Extracted material —
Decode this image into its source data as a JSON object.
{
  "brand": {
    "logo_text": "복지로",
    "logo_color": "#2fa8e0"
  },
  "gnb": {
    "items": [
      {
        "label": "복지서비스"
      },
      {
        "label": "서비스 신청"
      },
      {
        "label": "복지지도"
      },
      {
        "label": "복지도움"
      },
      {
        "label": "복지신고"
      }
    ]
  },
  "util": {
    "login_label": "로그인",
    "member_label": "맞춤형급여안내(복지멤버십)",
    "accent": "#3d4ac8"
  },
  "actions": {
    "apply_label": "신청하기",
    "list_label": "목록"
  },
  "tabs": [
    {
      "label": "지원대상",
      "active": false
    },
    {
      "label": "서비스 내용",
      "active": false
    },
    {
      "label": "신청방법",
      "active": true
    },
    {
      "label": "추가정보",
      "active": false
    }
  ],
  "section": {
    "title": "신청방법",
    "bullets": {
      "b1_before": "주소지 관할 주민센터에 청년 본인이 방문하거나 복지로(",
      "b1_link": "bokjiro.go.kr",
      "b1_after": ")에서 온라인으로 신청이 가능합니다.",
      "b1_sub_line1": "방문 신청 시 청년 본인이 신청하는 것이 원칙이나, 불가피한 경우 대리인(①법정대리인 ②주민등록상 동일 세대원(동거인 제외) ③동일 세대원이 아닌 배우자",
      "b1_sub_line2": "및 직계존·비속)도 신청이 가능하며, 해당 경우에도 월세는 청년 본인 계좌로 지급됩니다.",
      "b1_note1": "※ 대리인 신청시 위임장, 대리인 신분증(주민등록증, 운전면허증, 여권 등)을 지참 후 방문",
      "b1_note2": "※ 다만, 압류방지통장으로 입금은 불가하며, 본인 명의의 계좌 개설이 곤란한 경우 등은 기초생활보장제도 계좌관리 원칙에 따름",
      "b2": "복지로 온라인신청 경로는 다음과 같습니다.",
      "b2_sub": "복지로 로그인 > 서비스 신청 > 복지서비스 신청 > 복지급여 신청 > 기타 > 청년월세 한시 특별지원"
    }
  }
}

Prompt — Write down all the entries again without a single difference.

Solution for this exercise —
Decode this image into its source data as a JSON object.
{
  "brand": {
    "logo_text": "복지로",
    "logo_color": "#2fa8e0"
  },
  "gnb": {
    "items": [
      {
        "label": "복지서비스"
      },
      {
        "label": "서비스 신청"
      },
      {
        "label": "복지지도"
      },
      {
        "label": "복지도움"
      },
      {
        "label": "복지신고"
      }
    ]
  },
  "util": {
    "login_label": "로그인",
    "member_label": "맞춤형급여안내(복지멤버십)",
    "accent": "#3d4ac8"
  },
  "actions": {
    "apply_label": "신청하기",
    "list_label": "목록"
  },
  "tabs": [
    {
      "label": "지원대상",
      "active": false
    },
    {
      "label": "서비스 내용",
      "active": false
    },
    {
      "label": "신청방법",
      "active": true
    },
    {
      "label": "추가정보",
      "active": false
    }
  ],
  "section": {
    "title": "신청방법",
    "bullets": {
      "b1_before": "주소지 관할 주민센터에 청년 본인이 방문하거나 복지로(",
      "b1_link": "bokjiro.go.kr",
      "b1_after": ")에서 온라인으로 신청이 가능합니다.",
      "b1_sub_line1": "방문 신청 시 청년 본인이 신청하는 것이 원칙이나, 불가피한 경우 대리인(①법정대리인 ②주민등록상 동일 세대원(동거인 제외) ③동일 세대원이 아닌 배우자",
      "b1_sub_line2": "및 직계존·비속)도 신청이 가능하며, 해당 경우에도 월세는 청년 본인 계좌로 지급됩니다.",
      "b1_note1": "※ 대리인 신청시 위임장, 대리인 신분증(주민등록증, 운전면허증, 여권 등)을 지참 후 방문",
      "b1_note2": "※ 다만, 압류방지통장으로 입금은 불가하며, 본인 명의의 계좌 개설이 곤란한 경우 등은 기초생활보장제도 계좌관리 원칙에 따름",
      "b2": "복지로 온라인신청 경로는 다음과 같습니다.",
      "b2_sub": "복지로 로그인 > 서비스 신청 > 복지서비스 신청 > 복지급여 신청 > 기타 > 청년월세 한시 특별지원"
    }
  }
}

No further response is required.